TEXT SECTION

Not really sure what your eventual goal is with the pup. 
Nipping someone on the butt is not a good thing when one has a business. That can be a liability

So what do you actualy want the dog to do as an adult?


----------



## LisaValencia

ladylaw203 said:


> Not really sure what your eventual goal is with the pup.
> Nipping someone on the butt is not a good thing when one has a business. That can be a liability
> 
> So what do you actualy want the dog to do as an adult?


It is the adult dog that nips. She is almost 2 years old. Sativa belonged to my daughter and was here when I took over the guest hostel for my daughter. She's had a pretty good life of which I have always been a part. My daughter loves her dearly but my daughter has left the country several times and left the dog with me. Also the dog may have been hit by people living in close proximity of my daughter and the dog. So I think she has some fear and nervousness from this. I know the nipping is not good! I try to get out to the front yard before anyone walks in to prevent problems. Sativa seems a bit more calm now that Santo (the puppy) is with her. I am hoping that as the puppy grows, his presence will comfort Sativa and make her feel more secure.

As for the puppy (Santo), he will be a companion to me; he will alert me of intruders and scare them off with his barking. (People here are scared of German Shepherds, so the bad guys will hear the dogs and quickly look for another house to rob.) And I hope that if I ever need personal protection, Santo will jump to the job.


----------



## ladylaw203

Socialize your pup. very important. Do you have a professional dog trainer there that might help you? What I would suggest is ultimately put what is called the "watch" command on the dog. This command is basically a bark. That way if you are in your business and someone walks in that makes you uncomfortable, hook the dog up and give the command. Someone with something on his mind other than being a customer will probably exit. Will also help you at home.


----------



## LisaValencia

ladylaw203 said:


> Socialize your pup. very important. Do you have a professional dog trainer there that might help you? What I would suggest is ultimately put what is called the "watch" command on the dog. This command is basically a bark. That way if you are in your business and someone walks in that makes you uncomfortable, hook the dog up and give the command. Someone with something on his mind other than being a customer will probably exit. Will also help you at home.


Thank you. I will have to google that "watch" command and find out more about it. It sounds just like what I was looking for. 

There is an ex military guy who lives in the area - a professional on dog training for the military. I met him once. He is adamant about dog training. I am thinking of going to talk to him. However I have been told by others that if anyone goes in his yard and his wife or he is not there, his dogs will literally eat them alive! It is that comment that made me concerned about the kind training I use. As I said, I don't want an attack dog.

INFORMATION

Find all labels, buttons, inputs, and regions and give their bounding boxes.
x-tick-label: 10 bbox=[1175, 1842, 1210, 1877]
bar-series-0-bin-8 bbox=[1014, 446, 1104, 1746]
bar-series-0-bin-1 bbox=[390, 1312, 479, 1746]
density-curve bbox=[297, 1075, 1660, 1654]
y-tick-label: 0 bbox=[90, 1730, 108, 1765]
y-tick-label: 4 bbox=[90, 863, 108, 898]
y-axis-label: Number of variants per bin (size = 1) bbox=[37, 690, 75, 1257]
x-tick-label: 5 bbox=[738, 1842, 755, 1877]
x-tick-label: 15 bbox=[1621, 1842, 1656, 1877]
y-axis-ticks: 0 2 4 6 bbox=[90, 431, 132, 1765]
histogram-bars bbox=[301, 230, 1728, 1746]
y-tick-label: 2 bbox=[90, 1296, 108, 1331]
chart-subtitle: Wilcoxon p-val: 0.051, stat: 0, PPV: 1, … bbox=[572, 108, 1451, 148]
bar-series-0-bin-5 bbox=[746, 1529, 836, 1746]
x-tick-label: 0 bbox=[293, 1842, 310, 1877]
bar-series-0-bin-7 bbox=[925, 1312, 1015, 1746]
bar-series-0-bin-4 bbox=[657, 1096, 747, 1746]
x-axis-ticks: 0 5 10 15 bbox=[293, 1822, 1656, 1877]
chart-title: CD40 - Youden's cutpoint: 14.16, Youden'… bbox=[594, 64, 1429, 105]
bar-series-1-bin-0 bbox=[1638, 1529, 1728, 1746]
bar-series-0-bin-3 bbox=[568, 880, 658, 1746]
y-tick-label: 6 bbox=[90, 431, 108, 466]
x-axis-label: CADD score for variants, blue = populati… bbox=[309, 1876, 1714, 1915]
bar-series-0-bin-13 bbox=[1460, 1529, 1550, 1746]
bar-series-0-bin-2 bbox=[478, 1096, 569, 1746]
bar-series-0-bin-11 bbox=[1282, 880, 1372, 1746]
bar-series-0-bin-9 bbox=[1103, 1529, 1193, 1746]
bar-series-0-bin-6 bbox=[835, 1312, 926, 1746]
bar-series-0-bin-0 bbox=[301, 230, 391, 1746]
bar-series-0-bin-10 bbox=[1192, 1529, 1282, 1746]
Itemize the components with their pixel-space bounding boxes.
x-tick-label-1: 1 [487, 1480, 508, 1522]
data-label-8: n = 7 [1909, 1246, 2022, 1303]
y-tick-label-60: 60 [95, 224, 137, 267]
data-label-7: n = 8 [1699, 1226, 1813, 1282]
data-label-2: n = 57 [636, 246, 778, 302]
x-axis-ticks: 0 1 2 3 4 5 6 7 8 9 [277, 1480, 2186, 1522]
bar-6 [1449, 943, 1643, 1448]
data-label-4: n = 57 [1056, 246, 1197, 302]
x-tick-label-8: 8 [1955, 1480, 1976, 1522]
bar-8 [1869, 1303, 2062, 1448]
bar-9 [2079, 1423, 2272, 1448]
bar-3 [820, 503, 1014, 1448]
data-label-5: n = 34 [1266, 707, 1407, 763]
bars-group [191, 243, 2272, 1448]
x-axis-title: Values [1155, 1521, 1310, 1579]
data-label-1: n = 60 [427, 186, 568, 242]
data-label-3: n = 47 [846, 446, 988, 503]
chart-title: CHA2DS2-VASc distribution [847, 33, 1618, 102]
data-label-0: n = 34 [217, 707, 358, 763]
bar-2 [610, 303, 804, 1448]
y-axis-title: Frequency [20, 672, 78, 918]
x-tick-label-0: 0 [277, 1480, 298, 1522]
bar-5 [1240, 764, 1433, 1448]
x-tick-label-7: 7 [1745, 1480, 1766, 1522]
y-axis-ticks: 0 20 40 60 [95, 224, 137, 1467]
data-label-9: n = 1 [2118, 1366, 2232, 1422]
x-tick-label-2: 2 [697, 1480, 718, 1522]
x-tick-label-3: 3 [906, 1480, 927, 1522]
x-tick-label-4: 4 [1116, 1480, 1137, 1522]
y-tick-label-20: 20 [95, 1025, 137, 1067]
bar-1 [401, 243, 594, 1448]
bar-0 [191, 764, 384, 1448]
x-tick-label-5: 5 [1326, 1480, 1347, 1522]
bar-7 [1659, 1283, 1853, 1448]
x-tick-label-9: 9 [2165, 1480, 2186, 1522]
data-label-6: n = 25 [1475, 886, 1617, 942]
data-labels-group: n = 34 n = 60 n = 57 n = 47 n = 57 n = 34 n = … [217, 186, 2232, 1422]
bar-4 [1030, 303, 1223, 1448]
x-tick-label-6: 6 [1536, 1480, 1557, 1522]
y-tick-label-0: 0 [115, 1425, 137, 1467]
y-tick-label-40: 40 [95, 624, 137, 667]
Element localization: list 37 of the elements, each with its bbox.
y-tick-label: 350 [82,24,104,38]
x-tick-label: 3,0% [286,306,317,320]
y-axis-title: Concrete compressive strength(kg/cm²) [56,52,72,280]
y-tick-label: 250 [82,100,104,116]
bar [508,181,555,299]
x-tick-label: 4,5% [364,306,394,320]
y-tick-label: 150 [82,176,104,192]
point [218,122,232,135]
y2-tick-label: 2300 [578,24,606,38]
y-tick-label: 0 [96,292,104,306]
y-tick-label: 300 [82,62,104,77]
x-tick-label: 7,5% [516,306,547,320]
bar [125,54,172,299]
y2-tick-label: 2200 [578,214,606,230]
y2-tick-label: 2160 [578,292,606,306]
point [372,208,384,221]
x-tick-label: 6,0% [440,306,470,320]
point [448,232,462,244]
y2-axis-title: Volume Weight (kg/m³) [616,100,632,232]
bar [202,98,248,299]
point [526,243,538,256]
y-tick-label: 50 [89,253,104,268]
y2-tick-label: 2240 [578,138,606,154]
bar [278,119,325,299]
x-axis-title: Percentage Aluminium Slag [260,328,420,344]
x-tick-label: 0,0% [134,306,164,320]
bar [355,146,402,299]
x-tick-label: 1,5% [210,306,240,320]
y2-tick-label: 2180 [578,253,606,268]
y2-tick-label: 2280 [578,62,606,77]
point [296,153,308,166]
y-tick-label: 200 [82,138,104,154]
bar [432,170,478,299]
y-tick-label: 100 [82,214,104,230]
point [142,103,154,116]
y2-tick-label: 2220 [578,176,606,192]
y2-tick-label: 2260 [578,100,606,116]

WHAT TO DO
[a] According to the forum thread, how old is the dog that nips?
[b] Transcribe the part of the forum thread between "As for the puppy" and "to the job.", inclusive.

SOLUTIONS BELOW
[a] She is almost 2 years old.

[b]
As for the puppy (Santo), he will be a companion to me; he will alert me of intruders and scare them off with his barking. (People here are scared of German Shepherds, so the bad guys will hear the dogs and quickly look for another house to rob.) And I hope that if I ever need personal protection, Santo will jump to the job.